### Task brief
Repeat the entire listing exactly as written.

Extracted records

* Begin *

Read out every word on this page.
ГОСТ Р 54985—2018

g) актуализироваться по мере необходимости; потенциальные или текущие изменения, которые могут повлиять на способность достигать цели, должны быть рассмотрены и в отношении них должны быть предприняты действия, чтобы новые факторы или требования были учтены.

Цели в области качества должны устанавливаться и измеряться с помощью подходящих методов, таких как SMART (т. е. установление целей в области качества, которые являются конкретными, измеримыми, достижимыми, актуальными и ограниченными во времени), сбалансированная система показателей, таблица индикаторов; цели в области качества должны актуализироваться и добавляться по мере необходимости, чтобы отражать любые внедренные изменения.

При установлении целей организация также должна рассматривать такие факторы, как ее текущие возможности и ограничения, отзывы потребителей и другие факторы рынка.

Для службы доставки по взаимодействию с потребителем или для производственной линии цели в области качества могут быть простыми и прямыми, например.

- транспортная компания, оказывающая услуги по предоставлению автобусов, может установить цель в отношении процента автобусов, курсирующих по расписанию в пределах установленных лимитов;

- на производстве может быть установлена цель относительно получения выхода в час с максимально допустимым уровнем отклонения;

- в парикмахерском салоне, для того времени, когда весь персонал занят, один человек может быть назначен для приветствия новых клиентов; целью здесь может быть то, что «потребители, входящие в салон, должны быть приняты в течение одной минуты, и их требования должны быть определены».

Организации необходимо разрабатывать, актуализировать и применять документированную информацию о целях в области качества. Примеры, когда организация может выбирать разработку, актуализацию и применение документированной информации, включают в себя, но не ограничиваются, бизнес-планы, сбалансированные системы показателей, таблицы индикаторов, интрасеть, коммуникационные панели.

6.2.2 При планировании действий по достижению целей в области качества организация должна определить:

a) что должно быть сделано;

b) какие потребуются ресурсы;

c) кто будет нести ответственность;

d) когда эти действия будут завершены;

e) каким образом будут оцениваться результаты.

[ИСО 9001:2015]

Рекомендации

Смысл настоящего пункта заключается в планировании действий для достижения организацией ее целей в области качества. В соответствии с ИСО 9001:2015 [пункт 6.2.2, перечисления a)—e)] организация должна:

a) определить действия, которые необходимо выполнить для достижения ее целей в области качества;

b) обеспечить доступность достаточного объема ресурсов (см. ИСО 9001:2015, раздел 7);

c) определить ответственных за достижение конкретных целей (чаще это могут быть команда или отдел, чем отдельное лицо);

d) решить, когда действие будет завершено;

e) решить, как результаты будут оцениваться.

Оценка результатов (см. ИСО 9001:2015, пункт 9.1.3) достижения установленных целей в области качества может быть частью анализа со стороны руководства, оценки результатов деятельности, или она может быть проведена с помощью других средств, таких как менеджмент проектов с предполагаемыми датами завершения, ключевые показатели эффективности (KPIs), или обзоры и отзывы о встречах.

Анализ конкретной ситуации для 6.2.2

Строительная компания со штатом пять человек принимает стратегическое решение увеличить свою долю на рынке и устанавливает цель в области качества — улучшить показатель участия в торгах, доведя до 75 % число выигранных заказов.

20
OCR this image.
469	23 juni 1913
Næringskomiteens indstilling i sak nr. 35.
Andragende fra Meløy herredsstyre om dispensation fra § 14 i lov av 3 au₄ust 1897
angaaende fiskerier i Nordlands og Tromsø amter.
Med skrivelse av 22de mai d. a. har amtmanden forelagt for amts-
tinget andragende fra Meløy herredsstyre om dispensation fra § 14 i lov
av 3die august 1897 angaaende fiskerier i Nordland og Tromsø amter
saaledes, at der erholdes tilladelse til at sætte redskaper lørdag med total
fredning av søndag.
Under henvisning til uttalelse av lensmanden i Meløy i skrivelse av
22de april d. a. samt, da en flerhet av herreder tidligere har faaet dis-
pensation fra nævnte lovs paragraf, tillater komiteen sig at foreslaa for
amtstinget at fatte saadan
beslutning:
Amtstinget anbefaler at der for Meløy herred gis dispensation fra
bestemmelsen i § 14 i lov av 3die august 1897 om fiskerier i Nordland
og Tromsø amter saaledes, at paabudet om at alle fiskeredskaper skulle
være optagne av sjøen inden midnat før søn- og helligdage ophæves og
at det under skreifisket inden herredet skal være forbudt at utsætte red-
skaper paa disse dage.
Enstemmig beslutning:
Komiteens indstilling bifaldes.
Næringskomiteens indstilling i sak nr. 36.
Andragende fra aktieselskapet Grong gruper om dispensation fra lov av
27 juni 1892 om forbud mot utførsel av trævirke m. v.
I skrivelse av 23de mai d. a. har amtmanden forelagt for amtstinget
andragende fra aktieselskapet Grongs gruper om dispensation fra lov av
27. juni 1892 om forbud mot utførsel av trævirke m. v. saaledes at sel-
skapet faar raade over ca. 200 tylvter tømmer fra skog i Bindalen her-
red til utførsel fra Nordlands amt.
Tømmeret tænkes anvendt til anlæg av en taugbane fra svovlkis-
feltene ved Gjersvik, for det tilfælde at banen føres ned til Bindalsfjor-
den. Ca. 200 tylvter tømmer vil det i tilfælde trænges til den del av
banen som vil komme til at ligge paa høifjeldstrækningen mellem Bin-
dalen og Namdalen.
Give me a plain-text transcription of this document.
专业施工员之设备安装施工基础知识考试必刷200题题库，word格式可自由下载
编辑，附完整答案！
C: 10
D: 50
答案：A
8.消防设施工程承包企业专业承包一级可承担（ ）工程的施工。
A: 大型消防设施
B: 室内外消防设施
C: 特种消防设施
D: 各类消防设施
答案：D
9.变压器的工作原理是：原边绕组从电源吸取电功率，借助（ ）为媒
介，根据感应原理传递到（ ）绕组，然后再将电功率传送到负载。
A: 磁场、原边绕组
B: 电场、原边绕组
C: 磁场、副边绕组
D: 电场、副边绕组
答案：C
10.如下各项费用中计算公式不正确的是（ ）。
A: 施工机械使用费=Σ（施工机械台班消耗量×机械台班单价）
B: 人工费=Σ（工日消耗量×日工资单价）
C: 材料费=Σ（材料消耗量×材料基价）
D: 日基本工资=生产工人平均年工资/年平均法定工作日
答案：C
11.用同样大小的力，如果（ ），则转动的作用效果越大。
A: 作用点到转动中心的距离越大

* End *

### Result of this exercise
Read out every word on this page.
ГОСТ Р 54985—2018

g) актуализироваться по мере необходимости; потенциальные или текущие изменения, которые могут повлиять на способность достигать цели, должны быть рассмотрены и в отношении них должны быть предприняты действия, чтобы новые факторы или требования были учтены.

Цели в области качества должны устанавливаться и измеряться с помощью подходящих методов, таких как SMART (т. е. установление целей в области качества, которые являются конкретными, измеримыми, достижимыми, актуальными и ограниченными во времени), сбалансированная система показателей, таблица индикаторов; цели в области качества должны актуализироваться и добавляться по мере необходимости, чтобы отражать любые внедренные изменения.

При установлении целей организация также должна рассматривать такие факторы, как ее текущие возможности и ограничения, отзывы потребителей и другие факторы рынка.

Для службы доставки по взаимодействию с потребителем или для производственной линии цели в области качества могут быть простыми и прямыми, например.

- транспортная компания, оказывающая услуги по предоставлению автобусов, может установить цель в отношении процента автобусов, курсирующих по расписанию в пределах установленных лимитов;

- на производстве может быть установлена цель относительно получения выхода в час с максимально допустимым уровнем отклонения;

- в парикмахерском салоне, для того времени, когда весь персонал занят, один человек может быть назначен для приветствия новых клиентов; целью здесь может быть то, что «потребители, входящие в салон, должны быть приняты в течение одной минуты, и их требования должны быть определены».

Организации необходимо разрабатывать, актуализировать и применять документированную информацию о целях в области качества. Примеры, когда организация может выбирать разработку, актуализацию и применение документированной информации, включают в себя, но не ограничиваются, бизнес-планы, сбалансированные системы показателей, таблицы индикаторов, интрасеть, коммуникационные панели.

6.2.2 При планировании действий по достижению целей в области качества организация должна определить:

a) что должно быть сделано;

b) какие потребуются ресурсы;

c) кто будет нести ответственность;

d) когда эти действия будут завершены;

e) каким образом будут оцениваться результаты.

[ИСО 9001:2015]

Рекомендации

Смысл настоящего пункта заключается в планировании действий для достижения организацией ее целей в области качества. В соответствии с ИСО 9001:2015 [пункт 6.2.2, перечисления a)—e)] организация должна:

a) определить действия, которые необходимо выполнить для достижения ее целей в области качества;

b) обеспечить доступность достаточного объема ресурсов (см. ИСО 9001:2015, раздел 7);

c) определить ответственных за достижение конкретных целей (чаще это могут быть команда или отдел, чем отдельное лицо);

d) решить, когда действие будет завершено;

e) решить, как результаты будут оцениваться.

Оценка результатов (см. ИСО 9001:2015, пункт 9.1.3) достижения установленных целей в области качества может быть частью анализа со стороны руководства, оценки результатов деятельности, или она может быть проведена с помощью других средств, таких как менеджмент проектов с предполагаемыми датами завершения, ключевые показатели эффективности (KPIs), или обзоры и отзывы о встречах.

Анализ конкретной ситуации для 6.2.2

Строительная компания со штатом пять человек принимает стратегическое решение увеличить свою долю на рынке и устанавливает цель в области качества — улучшить показатель участия в торгах, доведя до 75 % число выигранных заказов.

20
OCR this image.
469	23 juni 1913
Næringskomiteens indstilling i sak nr. 35.
Andragende fra Meløy herredsstyre om dispensation fra § 14 i lov av 3 au₄ust 1897
angaaende fiskerier i Nordlands og Tromsø amter.
Med skrivelse av 22de mai d. a. har amtmanden forelagt for amts-
tinget andragende fra Meløy herredsstyre om dispensation fra § 14 i lov
av 3die august 1897 angaaende fiskerier i Nordland og Tromsø amter
saaledes, at der erholdes tilladelse til at sætte redskaper lørdag med total
fredning av søndag.
Under henvisning til uttalelse av lensmanden i Meløy i skrivelse av
22de april d. a. samt, da en flerhet av herreder tidligere har faaet dis-
pensation fra nævnte lovs paragraf, tillater komiteen sig at foreslaa for
amtstinget at fatte saadan
beslutning:
Amtstinget anbefaler at der for Meløy herred gis dispensation fra
bestemmelsen i § 14 i lov av 3die august 1897 om fiskerier i Nordland
og Tromsø amter saaledes, at paabudet om at alle fiskeredskaper skulle
være optagne av sjøen inden midnat før søn- og helligdage ophæves og
at det under skreifisket inden herredet skal være forbudt at utsætte red-
skaper paa disse dage.
Enstemmig beslutning:
Komiteens indstilling bifaldes.
Næringskomiteens indstilling i sak nr. 36.
Andragende fra aktieselskapet Grong gruper om dispensation fra lov av
27 juni 1892 om forbud mot utførsel av trævirke m. v.
I skrivelse av 23de mai d. a. har amtmanden forelagt for amtstinget
andragende fra aktieselskapet Grongs gruper om dispensation fra lov av
27. juni 1892 om forbud mot utførsel av trævirke m. v. saaledes at sel-
skapet faar raade over ca. 200 tylvter tømmer fra skog i Bindalen her-
red til utførsel fra Nordlands amt.
Tømmeret tænkes anvendt til anlæg av en taugbane fra svovlkis-
feltene ved Gjersvik, for det tilfælde at banen føres ned til Bindalsfjor-
den. Ca. 200 tylvter tømmer vil det i tilfælde trænges til den del av
banen som vil komme til at ligge paa høifjeldstrækningen mellem Bin-
dalen og Namdalen.
Give me a plain-text transcription of this document.
专业施工员之设备安装施工基础知识考试必刷200题题库，word格式可自由下载
编辑，附完整答案！
C: 10
D: 50
答案：A
8.消防设施工程承包企业专业承包一级可承担（ ）工程的施工。
A: 大型消防设施
B: 室内外消防设施
C: 特种消防设施
D: 各类消防设施
答案：D
9.变压器的工作原理是：原边绕组从电源吸取电功率，借助（ ）为媒
介，根据感应原理传递到（ ）绕组，然后再将电功率传送到负载。
A: 磁场、原边绕组
B: 电场、原边绕组
C: 磁场、副边绕组
D: 电场、副边绕组
答案：C
10.如下各项费用中计算公式不正确的是（ ）。
A: 施工机械使用费=Σ（施工机械台班消耗量×机械台班单价）
B: 人工费=Σ（工日消耗量×日工资单价）
C: 材料费=Σ（材料消耗量×材料基价）
D: 日基本工资=生产工人平均年工资/年平均法定工作日
答案：C
11.用同样大小的力，如果（ ），则转动的作用效果越大。
A: 作用点到转动中心的距离越大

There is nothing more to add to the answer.